:: TASK ::
Write out the whole listing word for word.

** BEGIN **

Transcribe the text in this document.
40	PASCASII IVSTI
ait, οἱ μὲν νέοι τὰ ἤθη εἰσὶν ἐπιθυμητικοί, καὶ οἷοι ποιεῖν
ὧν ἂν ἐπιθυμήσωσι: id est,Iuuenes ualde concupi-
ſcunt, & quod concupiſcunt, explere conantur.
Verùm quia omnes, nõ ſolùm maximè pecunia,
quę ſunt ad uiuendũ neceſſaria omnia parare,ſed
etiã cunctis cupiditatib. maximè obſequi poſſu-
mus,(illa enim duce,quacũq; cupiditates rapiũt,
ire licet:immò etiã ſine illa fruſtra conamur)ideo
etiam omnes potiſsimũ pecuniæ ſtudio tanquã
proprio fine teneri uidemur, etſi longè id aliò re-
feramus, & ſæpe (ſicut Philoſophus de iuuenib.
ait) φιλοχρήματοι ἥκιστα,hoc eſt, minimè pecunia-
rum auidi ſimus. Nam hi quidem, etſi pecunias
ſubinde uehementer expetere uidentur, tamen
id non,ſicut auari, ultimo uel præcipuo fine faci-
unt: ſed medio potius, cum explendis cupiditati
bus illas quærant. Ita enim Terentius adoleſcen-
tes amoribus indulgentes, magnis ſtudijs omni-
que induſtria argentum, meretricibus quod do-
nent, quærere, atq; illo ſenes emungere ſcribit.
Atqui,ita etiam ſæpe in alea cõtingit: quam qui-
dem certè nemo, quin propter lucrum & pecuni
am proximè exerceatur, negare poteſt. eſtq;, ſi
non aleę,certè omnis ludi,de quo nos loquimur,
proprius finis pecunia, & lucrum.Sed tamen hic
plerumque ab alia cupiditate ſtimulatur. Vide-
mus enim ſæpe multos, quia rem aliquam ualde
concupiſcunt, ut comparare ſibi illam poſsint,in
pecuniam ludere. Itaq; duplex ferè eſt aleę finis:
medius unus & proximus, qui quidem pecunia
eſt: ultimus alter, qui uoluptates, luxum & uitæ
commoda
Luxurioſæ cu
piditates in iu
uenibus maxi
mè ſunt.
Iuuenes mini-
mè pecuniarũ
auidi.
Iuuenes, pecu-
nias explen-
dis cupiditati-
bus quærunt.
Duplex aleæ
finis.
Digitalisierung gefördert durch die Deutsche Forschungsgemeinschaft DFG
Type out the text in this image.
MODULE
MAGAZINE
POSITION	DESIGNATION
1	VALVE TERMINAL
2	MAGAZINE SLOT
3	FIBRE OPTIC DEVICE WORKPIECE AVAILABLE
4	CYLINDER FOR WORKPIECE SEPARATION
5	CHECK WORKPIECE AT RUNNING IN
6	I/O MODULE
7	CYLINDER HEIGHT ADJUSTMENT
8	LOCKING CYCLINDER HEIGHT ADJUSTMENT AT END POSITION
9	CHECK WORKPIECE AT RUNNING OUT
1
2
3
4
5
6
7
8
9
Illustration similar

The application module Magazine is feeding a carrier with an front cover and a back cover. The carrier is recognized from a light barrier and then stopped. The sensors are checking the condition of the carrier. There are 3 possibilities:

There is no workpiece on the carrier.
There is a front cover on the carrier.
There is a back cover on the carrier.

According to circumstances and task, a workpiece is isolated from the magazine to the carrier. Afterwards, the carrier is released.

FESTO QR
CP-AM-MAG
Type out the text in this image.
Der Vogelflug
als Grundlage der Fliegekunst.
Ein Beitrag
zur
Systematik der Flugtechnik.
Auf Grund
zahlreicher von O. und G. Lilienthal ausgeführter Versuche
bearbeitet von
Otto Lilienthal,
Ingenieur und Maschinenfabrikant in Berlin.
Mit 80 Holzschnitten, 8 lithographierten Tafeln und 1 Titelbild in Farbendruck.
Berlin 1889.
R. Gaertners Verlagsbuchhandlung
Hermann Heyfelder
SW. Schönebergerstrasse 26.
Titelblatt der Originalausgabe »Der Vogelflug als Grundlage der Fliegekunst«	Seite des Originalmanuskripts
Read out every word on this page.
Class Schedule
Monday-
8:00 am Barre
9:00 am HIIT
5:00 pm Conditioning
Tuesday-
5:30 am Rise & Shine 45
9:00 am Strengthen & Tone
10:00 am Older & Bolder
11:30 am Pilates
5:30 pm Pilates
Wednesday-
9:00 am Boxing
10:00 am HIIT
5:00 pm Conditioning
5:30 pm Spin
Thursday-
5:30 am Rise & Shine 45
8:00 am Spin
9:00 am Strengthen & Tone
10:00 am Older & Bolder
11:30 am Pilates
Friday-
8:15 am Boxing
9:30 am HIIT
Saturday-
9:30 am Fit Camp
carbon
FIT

** END **

:: ANSWER IN FULL ::
Transcribe the text in this document.
40	PASCASII IVSTI
ait, οἱ μὲν νέοι τὰ ἤθη εἰσὶν ἐπιθυμητικοί, καὶ οἷοι ποιεῖν
ὧν ἂν ἐπιθυμήσωσι: id est,Iuuenes ualde concupi-
ſcunt, & quod concupiſcunt, explere conantur.
Verùm quia omnes, nõ ſolùm maximè pecunia,
quę ſunt ad uiuendũ neceſſaria omnia parare,ſed
etiã cunctis cupiditatib. maximè obſequi poſſu-
mus,(illa enim duce,quacũq; cupiditates rapiũt,
ire licet:immò etiã ſine illa fruſtra conamur)ideo
etiam omnes potiſsimũ pecuniæ ſtudio tanquã
proprio fine teneri uidemur, etſi longè id aliò re-
feramus, & ſæpe (ſicut Philoſophus de iuuenib.
ait) φιλοχρήματοι ἥκιστα,hoc eſt, minimè pecunia-
rum auidi ſimus. Nam hi quidem, etſi pecunias
ſubinde uehementer expetere uidentur, tamen
id non,ſicut auari, ultimo uel præcipuo fine faci-
unt: ſed medio potius, cum explendis cupiditati
bus illas quærant. Ita enim Terentius adoleſcen-
tes amoribus indulgentes, magnis ſtudijs omni-
que induſtria argentum, meretricibus quod do-
nent, quærere, atq; illo ſenes emungere ſcribit.
Atqui,ita etiam ſæpe in alea cõtingit: quam qui-
dem certè nemo, quin propter lucrum & pecuni
am proximè exerceatur, negare poteſt. eſtq;, ſi
non aleę,certè omnis ludi,de quo nos loquimur,
proprius finis pecunia, & lucrum.Sed tamen hic
plerumque ab alia cupiditate ſtimulatur. Vide-
mus enim ſæpe multos, quia rem aliquam ualde
concupiſcunt, ut comparare ſibi illam poſsint,in
pecuniam ludere. Itaq; duplex ferè eſt aleę finis:
medius unus & proximus, qui quidem pecunia
eſt: ultimus alter, qui uoluptates, luxum & uitæ
commoda
Luxurioſæ cu
piditates in iu
uenibus maxi
mè ſunt.
Iuuenes mini-
mè pecuniarũ
auidi.
Iuuenes, pecu-
nias explen-
dis cupiditati-
bus quærunt.
Duplex aleæ
finis.
Digitalisierung gefördert durch die Deutsche Forschungsgemeinschaft DFG
Type out the text in this image.
MODULE
MAGAZINE
POSITION	DESIGNATION
1	VALVE TERMINAL
2	MAGAZINE SLOT
3	FIBRE OPTIC DEVICE WORKPIECE AVAILABLE
4	CYLINDER FOR WORKPIECE SEPARATION
5	CHECK WORKPIECE AT RUNNING IN
6	I/O MODULE
7	CYLINDER HEIGHT ADJUSTMENT
8	LOCKING CYCLINDER HEIGHT ADJUSTMENT AT END POSITION
9	CHECK WORKPIECE AT RUNNING OUT
1
2
3
4
5
6
7
8
9
Illustration similar

The application module Magazine is feeding a carrier with an front cover and a back cover. The carrier is recognized from a light barrier and then stopped. The sensors are checking the condition of the carrier. There are 3 possibilities:

There is no workpiece on the carrier.
There is a front cover on the carrier.
There is a back cover on the carrier.

According to circumstances and task, a workpiece is isolated from the magazine to the carrier. Afterwards, the carrier is released.

FESTO QR
CP-AM-MAG
Type out the text in this image.
Der Vogelflug
als Grundlage der Fliegekunst.
Ein Beitrag
zur
Systematik der Flugtechnik.
Auf Grund
zahlreicher von O. und G. Lilienthal ausgeführter Versuche
bearbeitet von
Otto Lilienthal,
Ingenieur und Maschinenfabrikant in Berlin.
Mit 80 Holzschnitten, 8 lithographierten Tafeln und 1 Titelbild in Farbendruck.
Berlin 1889.
R. Gaertners Verlagsbuchhandlung
Hermann Heyfelder
SW. Schönebergerstrasse 26.
Titelblatt der Originalausgabe »Der Vogelflug als Grundlage der Fliegekunst«	Seite des Originalmanuskripts
Read out every word on this page.
Class Schedule
Monday-
8:00 am Barre
9:00 am HIIT
5:00 pm Conditioning
Tuesday-
5:30 am Rise & Shine 45
9:00 am Strengthen & Tone
10:00 am Older & Bolder
11:30 am Pilates
5:30 pm Pilates
Wednesday-
9:00 am Boxing
10:00 am HIIT
5:00 pm Conditioning
5:30 pm Spin
Thursday-
5:30 am Rise & Shine 45
8:00 am Spin
9:00 am Strengthen & Tone
10:00 am Older & Bolder
11:30 am Pilates
Friday-
8:15 am Boxing
9:30 am HIIT
Saturday-
9:30 am Fit Camp
carbon
FIT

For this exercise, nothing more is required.